§ **Aim**
Write out every line below that includes the word "this".
# Start of Provided records
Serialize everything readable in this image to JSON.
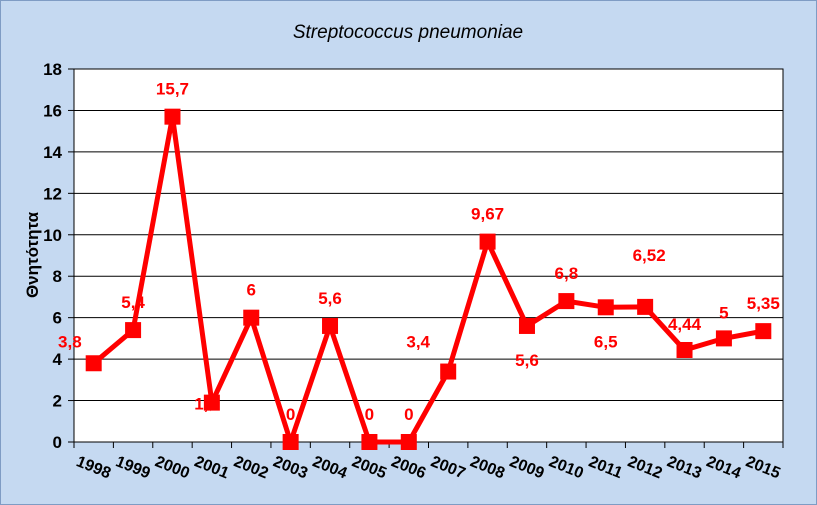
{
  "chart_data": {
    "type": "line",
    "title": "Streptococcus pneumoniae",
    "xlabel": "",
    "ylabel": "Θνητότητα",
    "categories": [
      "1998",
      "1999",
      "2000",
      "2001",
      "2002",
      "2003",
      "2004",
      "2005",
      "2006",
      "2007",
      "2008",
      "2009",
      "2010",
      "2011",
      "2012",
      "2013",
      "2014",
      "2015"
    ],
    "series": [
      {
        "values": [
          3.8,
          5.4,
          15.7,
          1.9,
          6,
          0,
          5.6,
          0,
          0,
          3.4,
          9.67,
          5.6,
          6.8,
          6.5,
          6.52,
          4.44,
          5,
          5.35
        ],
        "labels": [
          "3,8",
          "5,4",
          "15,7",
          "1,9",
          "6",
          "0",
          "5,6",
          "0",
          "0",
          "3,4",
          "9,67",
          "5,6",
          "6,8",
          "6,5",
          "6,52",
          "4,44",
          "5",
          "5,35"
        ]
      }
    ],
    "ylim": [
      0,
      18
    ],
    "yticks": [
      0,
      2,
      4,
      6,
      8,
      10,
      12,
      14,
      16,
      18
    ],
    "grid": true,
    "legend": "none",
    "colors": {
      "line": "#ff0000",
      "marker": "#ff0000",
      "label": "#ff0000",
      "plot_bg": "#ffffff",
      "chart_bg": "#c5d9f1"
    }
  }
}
# End of Provided records
# Start of Provided records
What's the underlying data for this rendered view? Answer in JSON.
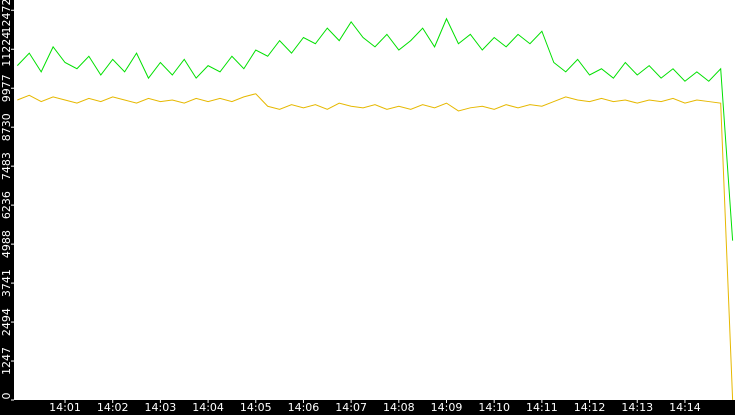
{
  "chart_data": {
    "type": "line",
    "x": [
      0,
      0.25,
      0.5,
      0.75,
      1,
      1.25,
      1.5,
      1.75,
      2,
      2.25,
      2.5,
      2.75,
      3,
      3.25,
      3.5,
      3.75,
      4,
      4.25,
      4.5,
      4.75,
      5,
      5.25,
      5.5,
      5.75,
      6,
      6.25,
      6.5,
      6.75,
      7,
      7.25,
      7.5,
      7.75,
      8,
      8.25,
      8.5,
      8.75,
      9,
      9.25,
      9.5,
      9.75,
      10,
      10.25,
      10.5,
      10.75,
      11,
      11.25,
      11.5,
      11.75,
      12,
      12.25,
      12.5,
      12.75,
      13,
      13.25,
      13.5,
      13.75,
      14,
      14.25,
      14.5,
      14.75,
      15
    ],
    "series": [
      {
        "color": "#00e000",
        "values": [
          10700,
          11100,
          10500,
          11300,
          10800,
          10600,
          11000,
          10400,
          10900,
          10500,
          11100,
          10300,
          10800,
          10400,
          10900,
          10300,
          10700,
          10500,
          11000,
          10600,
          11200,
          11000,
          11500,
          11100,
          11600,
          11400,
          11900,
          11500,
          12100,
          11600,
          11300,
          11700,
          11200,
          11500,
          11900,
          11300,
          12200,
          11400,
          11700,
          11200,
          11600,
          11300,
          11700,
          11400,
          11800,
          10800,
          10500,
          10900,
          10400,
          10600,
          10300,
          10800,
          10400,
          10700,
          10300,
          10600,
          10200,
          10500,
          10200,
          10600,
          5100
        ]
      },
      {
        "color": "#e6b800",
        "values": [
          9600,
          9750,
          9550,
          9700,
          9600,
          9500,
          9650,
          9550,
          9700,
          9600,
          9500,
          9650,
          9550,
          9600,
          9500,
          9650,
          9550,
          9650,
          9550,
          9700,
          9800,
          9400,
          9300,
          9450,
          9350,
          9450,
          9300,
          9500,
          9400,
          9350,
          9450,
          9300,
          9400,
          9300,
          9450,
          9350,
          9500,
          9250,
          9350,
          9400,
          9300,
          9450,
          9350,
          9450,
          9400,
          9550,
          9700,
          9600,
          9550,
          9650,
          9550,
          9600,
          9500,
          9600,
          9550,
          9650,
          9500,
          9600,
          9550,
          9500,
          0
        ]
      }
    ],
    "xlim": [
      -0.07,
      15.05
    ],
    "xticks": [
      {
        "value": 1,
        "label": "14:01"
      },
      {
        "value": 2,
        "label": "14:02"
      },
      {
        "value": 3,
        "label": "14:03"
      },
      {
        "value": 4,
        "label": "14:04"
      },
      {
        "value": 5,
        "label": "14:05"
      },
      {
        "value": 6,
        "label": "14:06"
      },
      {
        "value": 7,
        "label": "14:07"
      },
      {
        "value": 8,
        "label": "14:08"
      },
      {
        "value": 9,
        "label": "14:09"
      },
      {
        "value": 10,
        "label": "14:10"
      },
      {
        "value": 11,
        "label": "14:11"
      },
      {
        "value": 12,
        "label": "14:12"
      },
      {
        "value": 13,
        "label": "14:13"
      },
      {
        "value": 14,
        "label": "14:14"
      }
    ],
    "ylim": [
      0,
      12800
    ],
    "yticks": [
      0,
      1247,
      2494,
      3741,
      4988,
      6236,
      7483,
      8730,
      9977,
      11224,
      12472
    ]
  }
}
# End of Provided records
§ **Task response**
Serialize everything readable in this image to JSON.
What's the underlying data for this rendered view? Answer in JSON.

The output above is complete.